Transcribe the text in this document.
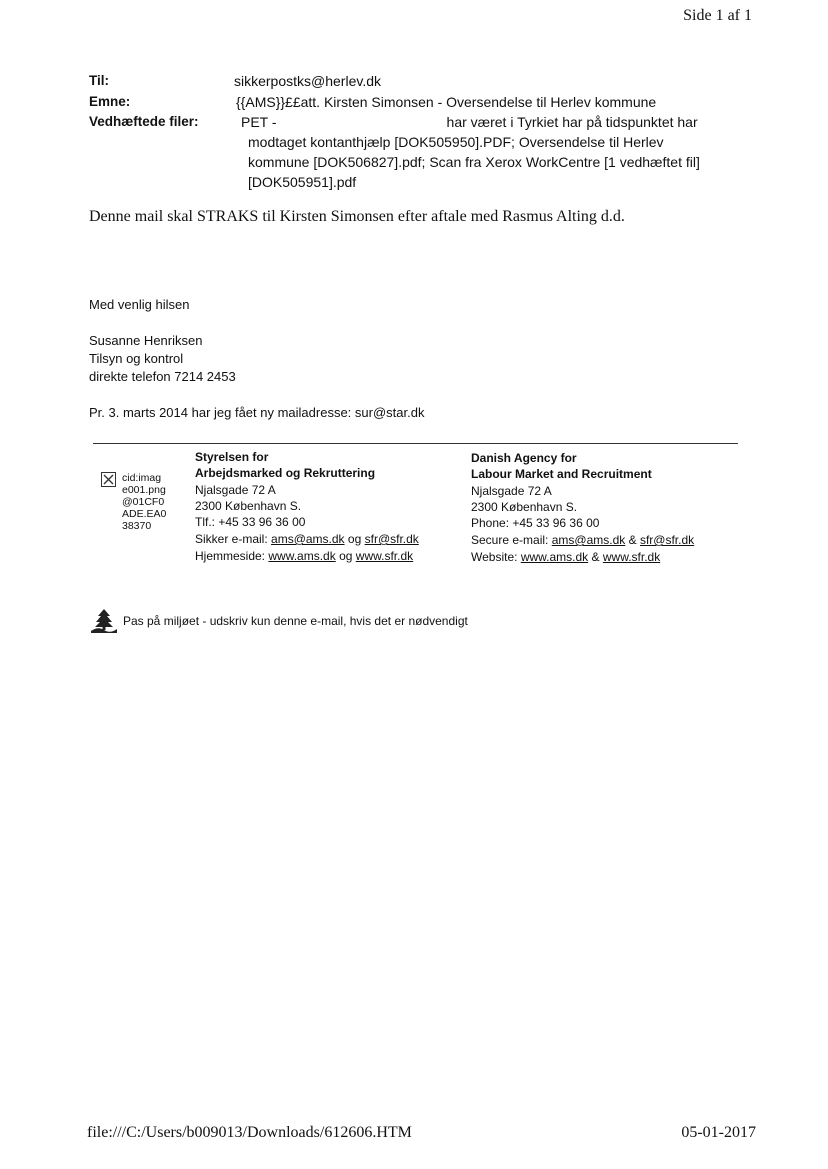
Side 1 af 1
Til:	sikkerpostks@herlev.dk
Emne:	{{AMS}}££att. Kirsten Simonsen - Oversendelse til Herlev kommune
Vedhæftede filer:	PET -	har været i Tyrkiet har på tidspunktet har
modtaget kontanthjælp [DOK505950].PDF; Oversendelse til Herlev
kommune [DOK506827].pdf; Scan fra Xerox WorkCentre [1 vedhæftet fil]
[DOK505951].pdf
Denne mail skal STRAKS til Kirsten Simonsen efter aftale med Rasmus Alting d.d.
Med venlig hilsen
Susanne Henriksen
Tilsyn og kontrol
direkte telefon 7214 2453
Pr. 3. marts 2014 har jeg fået ny mailadresse: sur@star.dk
cid:imag
e001.png
@01CF0
ADE.EA0
38370
Styrelsen for
Arbejdsmarked og Rekruttering
Njalsgade 72 A
2300 København S.
Tlf.: +45 33 96 36 00
Sikker e-mail: ams@ams.dk og sfr@sfr.dk
Hjemmeside: www.ams.dk og www.sfr.dk
Danish Agency for
Labour Market and Recruitment
Njalsgade 72 A
2300 København S.
Phone: +45 33 96 36 00
Secure e-mail: ams@ams.dk & sfr@sfr.dk
Website: www.ams.dk & www.sfr.dk
Pas på miljøet - udskriv kun denne e-mail, hvis det er nødvendigt
file:///C:/Users/b009013/Downloads/612606.HTM	05-01-2017
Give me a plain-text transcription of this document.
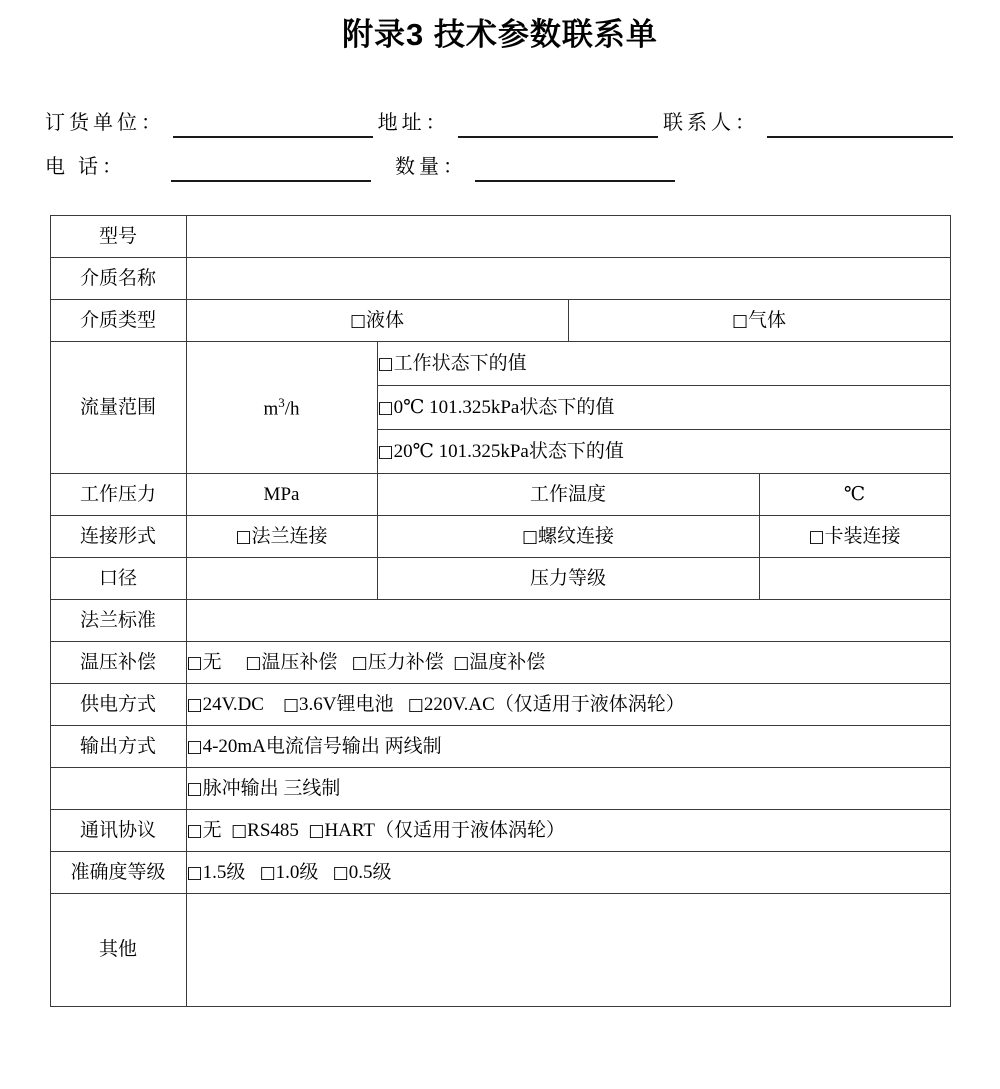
附录3 技术参数联系单
订货单位：	地址：	联系人：
电 话：	数量：
型号				
介质名称				
介质类型	□液体		□气体	
流量范围	$m^3/h$	□工作状态下的值		
		□0℃ 101.325kPa状态下的值		
		□20℃ 101.325kPa状态下的值		
工作压力	MPa	工作温度		℃
连接形式	□法兰连接	□螺纹连接		□卡装连接
口径		压力等级		
法兰标准				
温压补偿	□无 □温压补偿 □压力补偿 □温度补偿			
供电方式	□24V.DC □3.6V锂电池 □220V.AC（仅适用于液体涡轮）			
输出方式	□4-20mA电流信号输出 两线制			
	□脉冲输出 三线制			
通讯协议	□无 □RS485 □HART（仅适用于液体涡轮）			
准确度等级	□1.5级 □1.0级 □0.5级			
其他				
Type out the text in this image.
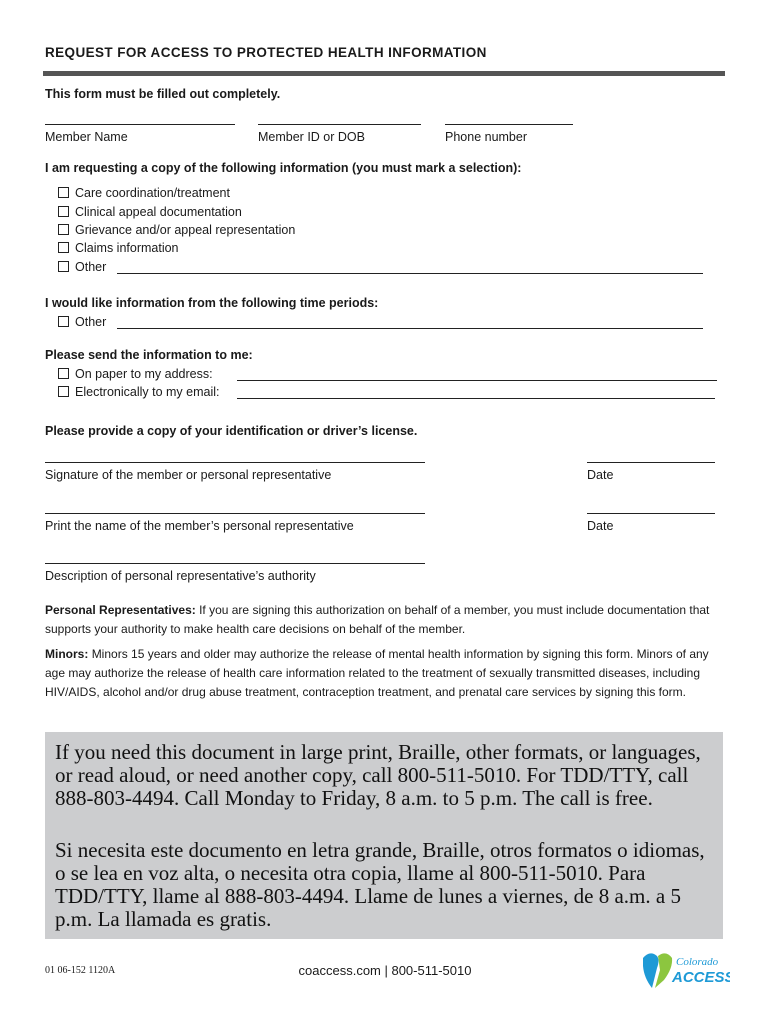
REQUEST FOR ACCESS TO PROTECTED HEALTH INFORMATION
This form must be filled out completely.
Member Name	Member ID or DOB	Phone number
I am requesting a copy of the following information (you must mark a selection):
Care coordination/treatment
Clinical appeal documentation
Grievance and/or appeal representation
Claims information
Other
I would like information from the following time periods:
Other
Please send the information to me:
On paper to my address:
Electronically to my email:
Please provide a copy of your identification or driver’s license.
Signature of the member or personal representative	Date
Print the name of the member’s personal representative	Date
Description of personal representative’s authority
Personal Representatives: If you are signing this authorization on behalf of a member, you must include documentation that supports your authority to make health care decisions on behalf of the member.
Minors: Minors 15 years and older may authorize the release of mental health information by signing this form. Minors of any age may authorize the release of health care information related to the treatment of sexually transmitted diseases, including HIV/AIDS, alcohol and/or drug abuse treatment, contraception treatment, and prenatal care services by signing this form.

If you need this document in large print, Braille, other formats, or languages, or read aloud, or need another copy, call 800-511-5010. For TDD/TTY, call 888-803-4494. Call Monday to Friday, 8 a.m. to 5 p.m. The call is free.

Si necesita este documento en letra grande, Braille, otros formatos o idiomas, o se lea en voz alta, o necesita otra copia, llame al 800-511-5010. Para TDD/TTY, llame al 888-803-4494. Llame de lunes a viernes, de 8 a.m. a 5 p.m. La llamada es gratis.

01 06-152 1120A	coaccess.com | 800-511-5010
Colorado
ACCESS
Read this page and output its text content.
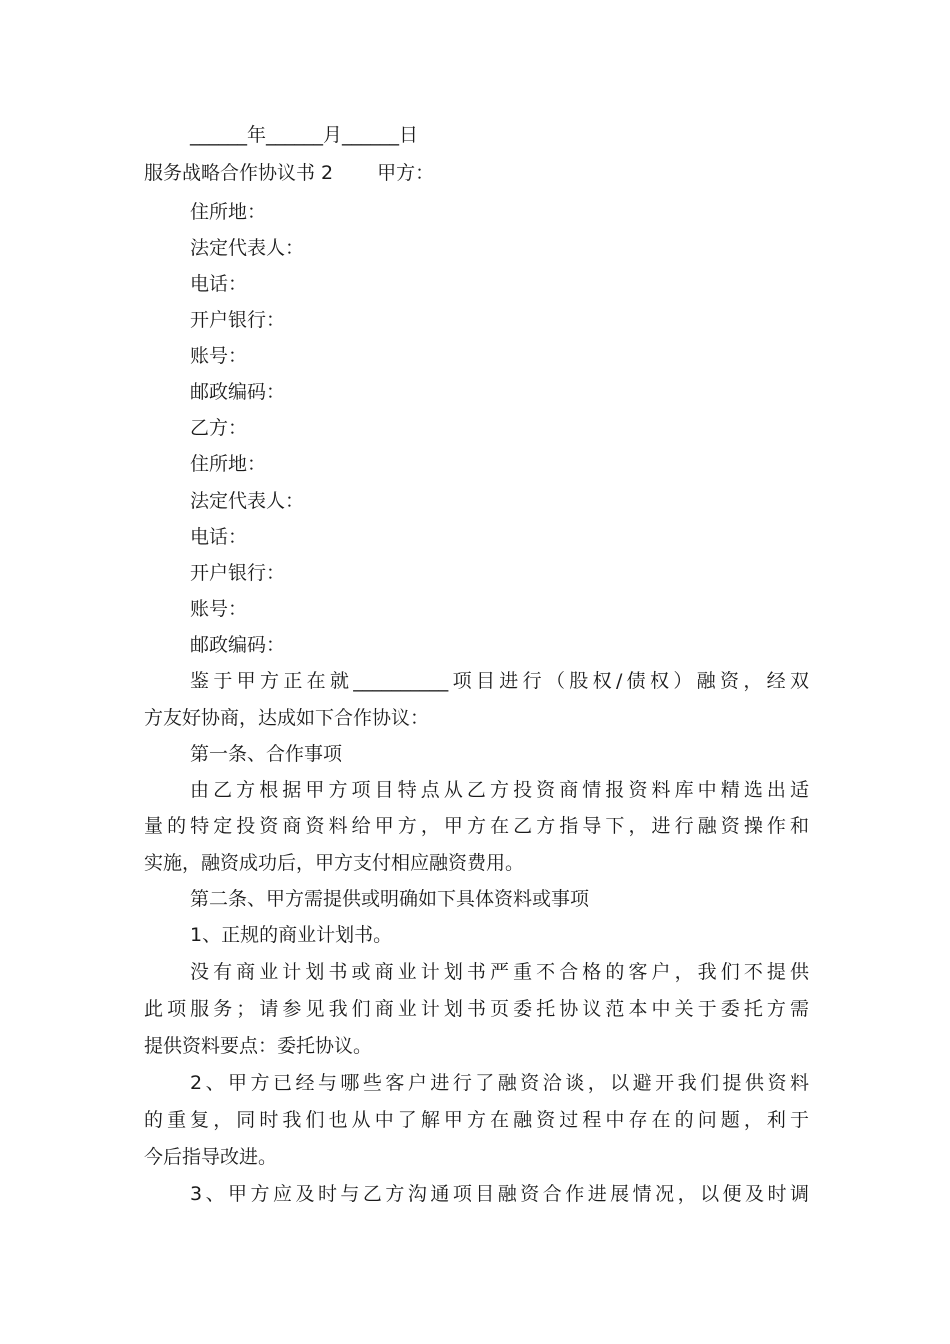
______年______月______日
服务战略合作协议书 2　　 甲方：
住所地：
法定代表人：
电话：
开户银行：
账号：
邮政编码：
乙方：
住所地：
法定代表人：
电话：
开户银行：
账号：
邮政编码：
鉴于甲方正在就__________项目进行（股权/债权）融资，经双
方友好协商，达成如下合作协议：
第一条、合作事项
由乙方根据甲方项目特点从乙方投资商情报资料库中精选出适
量的特定投资商资料给甲方，甲方在乙方指导下，进行融资操作和
实施，融资成功后，甲方支付相应融资费用。
第二条、甲方需提供或明确如下具体资料或事项
1、正规的商业计划书。
没有商业计划书或商业计划书严重不合格的客户，我们不提供
此项服务；请参见我们商业计划书页委托协议范本中关于委托方需
提供资料要点：委托协议。
2、甲方已经与哪些客户进行了融资洽谈，以避开我们提供资料
的重复，同时我们也从中了解甲方在融资过程中存在的问题，利于
今后指导改进。
3、甲方应及时与乙方沟通项目融资合作进展情况，以便及时调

# # # #

→ **TASK PROMPT**: Leave the pictures out and copy the rest of the data exactly.

→ **OUTPUT FOR THIS EXERCISE**:
Transcribe the text in this document.
Side 1 af 1
Til:	sikkerpostks@herlev.dk
Emne:	{{AMS}}££att. Kirsten Simonsen - Oversendelse til Herlev kommune
Vedhæftede filer:	PET -	har været i Tyrkiet har på tidspunktet har
modtaget kontanthjælp [DOK505950].PDF; Oversendelse til Herlev
kommune [DOK506827].pdf; Scan fra Xerox WorkCentre [1 vedhæftet fil]
[DOK505951].pdf
Denne mail skal STRAKS til Kirsten Simonsen efter aftale med Rasmus Alting d.d.
Med venlig hilsen
Susanne Henriksen
Tilsyn og kontrol
direkte telefon 7214 2453
Pr. 3. marts 2014 har jeg fået ny mailadresse: sur@star.dk
cid:imag
e001.png
@01CF0
ADE.EA0
38370
Styrelsen for
Arbejdsmarked og Rekruttering
Njalsgade 72 A
2300 København S.
Tlf.: +45 33 96 36 00
Sikker e-mail: ams@ams.dk og sfr@sfr.dk
Hjemmeside: www.ams.dk og www.sfr.dk
Danish Agency for
Labour Market and Recruitment
Njalsgade 72 A
2300 København S.
Phone: +45 33 96 36 00
Secure e-mail: ams@ams.dk & sfr@sfr.dk
Website: www.ams.dk & www.sfr.dk
Pas på miljøet - udskriv kun denne e-mail, hvis det er nødvendigt
file:///C:/Users/b009013/Downloads/612606.HTM	05-01-2017
Give me a plain-text transcription of this document.
附录3 技术参数联系单
订货单位：	地址：	联系人：
电 话：	数量：
型号				
介质名称				
介质类型	□液体		□气体	
流量范围	$m^3/h$	□工作状态下的值		
		□0℃ 101.325kPa状态下的值		
		□20℃ 101.325kPa状态下的值		
工作压力	MPa	工作温度		℃
连接形式	□法兰连接	□螺纹连接		□卡装连接
口径		压力等级		
法兰标准				
温压补偿	□无 □温压补偿 □压力补偿 □温度补偿			
供电方式	□24V.DC □3.6V锂电池 □220V.AC（仅适用于液体涡轮）			
输出方式	□4-20mA电流信号输出 两线制			
	□脉冲输出 三线制			
通讯协议	□无 □RS485 □HART（仅适用于液体涡轮）			
准确度等级	□1.5级 □1.0级 □0.5级			
其他				
Type out the text in this image.
REQUEST FOR ACCESS TO PROTECTED HEALTH INFORMATION
This form must be filled out completely.
Member Name	Member ID or DOB	Phone number
I am requesting a copy of the following information (you must mark a selection):
Care coordination/treatment
Clinical appeal documentation
Grievance and/or appeal representation
Claims information
Other
I would like information from the following time periods:
Other
Please send the information to me:
On paper to my address:
Electronically to my email:
Please provide a copy of your identification or driver’s license.
Signature of the member or personal representative	Date
Print the name of the member’s personal representative	Date
Description of personal representative’s authority
Personal Representatives: If you are signing this authorization on behalf of a member, you must include documentation that supports your authority to make health care decisions on behalf of the member.
Minors: Minors 15 years and older may authorize the release of mental health information by signing this form. Minors of any age may authorize the release of health care information related to the treatment of sexually transmitted diseases, including HIV/AIDS, alcohol and/or drug abuse treatment, contraception treatment, and prenatal care services by signing this form.

If you need this document in large print, Braille, other formats, or languages, or read aloud, or need another copy, call 800-511-5010. For TDD/TTY, call 888-803-4494. Call Monday to Friday, 8 a.m. to 5 p.m. The call is free.

Si necesita este documento en letra grande, Braille, otros formatos o idiomas, o se lea en voz alta, o necesita otra copia, llame al 800-511-5010. Para TDD/TTY, llame al 888-803-4494. Llame de lunes a viernes, de 8 a.m. a 5 p.m. La llamada es gratis.

01 06-152 1120A	coaccess.com | 800-511-5010
Colorado
ACCESS
Read this page and output its text content.
______年______月______日
服务战略合作协议书 2　　 甲方：
住所地：
法定代表人：
电话：
开户银行：
账号：
邮政编码：
乙方：
住所地：
法定代表人：
电话：
开户银行：
账号：
邮政编码：
鉴于甲方正在就__________项目进行（股权/债权）融资，经双
方友好协商，达成如下合作协议：
第一条、合作事项
由乙方根据甲方项目特点从乙方投资商情报资料库中精选出适
量的特定投资商资料给甲方，甲方在乙方指导下，进行融资操作和
实施，融资成功后，甲方支付相应融资费用。
第二条、甲方需提供或明确如下具体资料或事项
1、正规的商业计划书。
没有商业计划书或商业计划书严重不合格的客户，我们不提供
此项服务；请参见我们商业计划书页委托协议范本中关于委托方需
提供资料要点：委托协议。
2、甲方已经与哪些客户进行了融资洽谈，以避开我们提供资料
的重复，同时我们也从中了解甲方在融资过程中存在的问题，利于
今后指导改进。
3、甲方应及时与乙方沟通项目融资合作进展情况，以便及时调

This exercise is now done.